(Chart and figure data)
━━━━━━━━━━━━━━━━━━━━━━━━━━━━━━

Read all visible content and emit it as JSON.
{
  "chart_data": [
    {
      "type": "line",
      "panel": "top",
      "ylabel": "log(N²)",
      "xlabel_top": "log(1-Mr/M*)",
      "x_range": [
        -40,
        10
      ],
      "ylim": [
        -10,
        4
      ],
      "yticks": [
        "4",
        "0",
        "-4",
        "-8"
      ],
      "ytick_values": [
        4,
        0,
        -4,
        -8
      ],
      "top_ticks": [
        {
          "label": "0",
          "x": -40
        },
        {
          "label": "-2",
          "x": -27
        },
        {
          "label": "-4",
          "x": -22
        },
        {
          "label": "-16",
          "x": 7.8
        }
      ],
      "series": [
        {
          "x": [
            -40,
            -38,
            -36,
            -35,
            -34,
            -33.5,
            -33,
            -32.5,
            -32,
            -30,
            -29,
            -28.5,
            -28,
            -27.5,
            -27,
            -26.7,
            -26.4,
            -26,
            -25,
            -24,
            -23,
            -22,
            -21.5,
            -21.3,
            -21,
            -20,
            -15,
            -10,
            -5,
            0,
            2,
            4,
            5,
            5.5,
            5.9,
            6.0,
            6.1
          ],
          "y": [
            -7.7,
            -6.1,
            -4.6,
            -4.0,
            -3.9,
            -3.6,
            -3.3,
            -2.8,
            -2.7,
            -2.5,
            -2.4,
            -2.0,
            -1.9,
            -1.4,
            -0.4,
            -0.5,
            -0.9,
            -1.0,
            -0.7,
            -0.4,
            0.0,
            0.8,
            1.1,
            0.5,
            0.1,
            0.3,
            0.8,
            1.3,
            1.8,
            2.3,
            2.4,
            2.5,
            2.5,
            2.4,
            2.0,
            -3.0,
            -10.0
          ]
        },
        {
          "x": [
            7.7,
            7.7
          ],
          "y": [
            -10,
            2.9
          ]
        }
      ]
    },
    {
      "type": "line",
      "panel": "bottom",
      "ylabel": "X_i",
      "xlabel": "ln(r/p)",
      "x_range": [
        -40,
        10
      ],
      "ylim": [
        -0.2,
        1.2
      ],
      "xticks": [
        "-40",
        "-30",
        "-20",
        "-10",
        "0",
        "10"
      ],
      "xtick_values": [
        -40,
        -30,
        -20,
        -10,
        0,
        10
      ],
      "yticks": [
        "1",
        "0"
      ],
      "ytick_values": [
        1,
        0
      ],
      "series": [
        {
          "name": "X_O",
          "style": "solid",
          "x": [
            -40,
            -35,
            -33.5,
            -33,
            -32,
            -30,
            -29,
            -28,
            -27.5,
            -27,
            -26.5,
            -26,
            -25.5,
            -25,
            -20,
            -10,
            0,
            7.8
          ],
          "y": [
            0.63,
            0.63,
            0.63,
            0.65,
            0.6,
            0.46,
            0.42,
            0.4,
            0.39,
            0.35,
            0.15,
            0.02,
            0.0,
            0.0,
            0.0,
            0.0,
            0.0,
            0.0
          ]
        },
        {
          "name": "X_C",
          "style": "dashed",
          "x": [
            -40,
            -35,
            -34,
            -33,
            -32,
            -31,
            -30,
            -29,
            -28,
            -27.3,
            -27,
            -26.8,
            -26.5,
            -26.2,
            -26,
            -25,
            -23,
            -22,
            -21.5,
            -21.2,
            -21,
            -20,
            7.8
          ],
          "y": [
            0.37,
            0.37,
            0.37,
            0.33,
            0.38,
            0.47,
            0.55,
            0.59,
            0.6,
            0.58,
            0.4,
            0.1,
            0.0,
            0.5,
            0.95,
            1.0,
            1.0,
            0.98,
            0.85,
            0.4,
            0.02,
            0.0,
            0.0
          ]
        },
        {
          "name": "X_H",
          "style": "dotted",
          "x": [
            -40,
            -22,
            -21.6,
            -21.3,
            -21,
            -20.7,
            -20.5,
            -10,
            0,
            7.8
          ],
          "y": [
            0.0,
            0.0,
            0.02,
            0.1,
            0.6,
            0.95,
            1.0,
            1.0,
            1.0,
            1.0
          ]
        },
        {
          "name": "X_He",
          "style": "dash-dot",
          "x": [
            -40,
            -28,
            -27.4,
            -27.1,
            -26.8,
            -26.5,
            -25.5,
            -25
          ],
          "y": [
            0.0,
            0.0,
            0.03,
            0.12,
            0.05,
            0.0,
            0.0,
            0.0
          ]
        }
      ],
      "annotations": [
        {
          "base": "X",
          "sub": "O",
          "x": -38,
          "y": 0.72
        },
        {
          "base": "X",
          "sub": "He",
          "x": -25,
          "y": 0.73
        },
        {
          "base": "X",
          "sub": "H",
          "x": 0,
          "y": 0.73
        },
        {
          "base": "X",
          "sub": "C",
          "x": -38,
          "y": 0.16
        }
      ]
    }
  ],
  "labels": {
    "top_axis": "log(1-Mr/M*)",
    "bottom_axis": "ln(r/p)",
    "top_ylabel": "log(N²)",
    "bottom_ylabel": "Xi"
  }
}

━━━━━━━━━━━━━━━━━━━━━━━━━━━━━━

**Problem to work on**. Return every record above exactly as it appears.

**Exercise result**.
Read all visible content and emit it as JSON.
{
  "chart_data": [
    {
      "type": "line",
      "panel": "top",
      "ylabel": "log(N²)",
      "xlabel_top": "log(1-Mr/M*)",
      "x_range": [
        -40,
        10
      ],
      "ylim": [
        -10,
        4
      ],
      "yticks": [
        "4",
        "0",
        "-4",
        "-8"
      ],
      "ytick_values": [
        4,
        0,
        -4,
        -8
      ],
      "top_ticks": [
        {
          "label": "0",
          "x": -40
        },
        {
          "label": "-2",
          "x": -27
        },
        {
          "label": "-4",
          "x": -22
        },
        {
          "label": "-16",
          "x": 7.8
        }
      ],
      "series": [
        {
          "x": [
            -40,
            -38,
            -36,
            -35,
            -34,
            -33.5,
            -33,
            -32.5,
            -32,
            -30,
            -29,
            -28.5,
            -28,
            -27.5,
            -27,
            -26.7,
            -26.4,
            -26,
            -25,
            -24,
            -23,
            -22,
            -21.5,
            -21.3,
            -21,
            -20,
            -15,
            -10,
            -5,
            0,
            2,
            4,
            5,
            5.5,
            5.9,
            6.0,
            6.1
          ],
          "y": [
            -7.7,
            -6.1,
            -4.6,
            -4.0,
            -3.9,
            -3.6,
            -3.3,
            -2.8,
            -2.7,
            -2.5,
            -2.4,
            -2.0,
            -1.9,
            -1.4,
            -0.4,
            -0.5,
            -0.9,
            -1.0,
            -0.7,
            -0.4,
            0.0,
            0.8,
            1.1,
            0.5,
            0.1,
            0.3,
            0.8,
            1.3,
            1.8,
            2.3,
            2.4,
            2.5,
            2.5,
            2.4,
            2.0,
            -3.0,
            -10.0
          ]
        },
        {
          "x": [
            7.7,
            7.7
          ],
          "y": [
            -10,
            2.9
          ]
        }
      ]
    },
    {
      "type": "line",
      "panel": "bottom",
      "ylabel": "X_i",
      "xlabel": "ln(r/p)",
      "x_range": [
        -40,
        10
      ],
      "ylim": [
        -0.2,
        1.2
      ],
      "xticks": [
        "-40",
        "-30",
        "-20",
        "-10",
        "0",
        "10"
      ],
      "xtick_values": [
        -40,
        -30,
        -20,
        -10,
        0,
        10
      ],
      "yticks": [
        "1",
        "0"
      ],
      "ytick_values": [
        1,
        0
      ],
      "series": [
        {
          "name": "X_O",
          "style": "solid",
          "x": [
            -40,
            -35,
            -33.5,
            -33,
            -32,
            -30,
            -29,
            -28,
            -27.5,
            -27,
            -26.5,
            -26,
            -25.5,
            -25,
            -20,
            -10,
            0,
            7.8
          ],
          "y": [
            0.63,
            0.63,
            0.63,
            0.65,
            0.6,
            0.46,
            0.42,
            0.4,
            0.39,
            0.35,
            0.15,
            0.02,
            0.0,
            0.0,
            0.0,
            0.0,
            0.0,
            0.0
          ]
        },
        {
          "name": "X_C",
          "style": "dashed",
          "x": [
            -40,
            -35,
            -34,
            -33,
            -32,
            -31,
            -30,
            -29,
            -28,
            -27.3,
            -27,
            -26.8,
            -26.5,
            -26.2,
            -26,
            -25,
            -23,
            -22,
            -21.5,
            -21.2,
            -21,
            -20,
            7.8
          ],
          "y": [
            0.37,
            0.37,
            0.37,
            0.33,
            0.38,
            0.47,
            0.55,
            0.59,
            0.6,
            0.58,
            0.4,
            0.1,
            0.0,
            0.5,
            0.95,
            1.0,
            1.0,
            0.98,
            0.85,
            0.4,
            0.02,
            0.0,
            0.0
          ]
        },
        {
          "name": "X_H",
          "style": "dotted",
          "x": [
            -40,
            -22,
            -21.6,
            -21.3,
            -21,
            -20.7,
            -20.5,
            -10,
            0,
            7.8
          ],
          "y": [
            0.0,
            0.0,
            0.02,
            0.1,
            0.6,
            0.95,
            1.0,
            1.0,
            1.0,
            1.0
          ]
        },
        {
          "name": "X_He",
          "style": "dash-dot",
          "x": [
            -40,
            -28,
            -27.4,
            -27.1,
            -26.8,
            -26.5,
            -25.5,
            -25
          ],
          "y": [
            0.0,
            0.0,
            0.03,
            0.12,
            0.05,
            0.0,
            0.0,
            0.0
          ]
        }
      ],
      "annotations": [
        {
          "base": "X",
          "sub": "O",
          "x": -38,
          "y": 0.72
        },
        {
          "base": "X",
          "sub": "He",
          "x": -25,
          "y": 0.73
        },
        {
          "base": "X",
          "sub": "H",
          "x": 0,
          "y": 0.73
        },
        {
          "base": "X",
          "sub": "C",
          "x": -38,
          "y": 0.16
        }
      ]
    }
  ],
  "labels": {
    "top_axis": "log(1-Mr/M*)",
    "bottom_axis": "ln(r/p)",
    "top_ylabel": "log(N²)",
    "bottom_ylabel": "Xi"
  }
}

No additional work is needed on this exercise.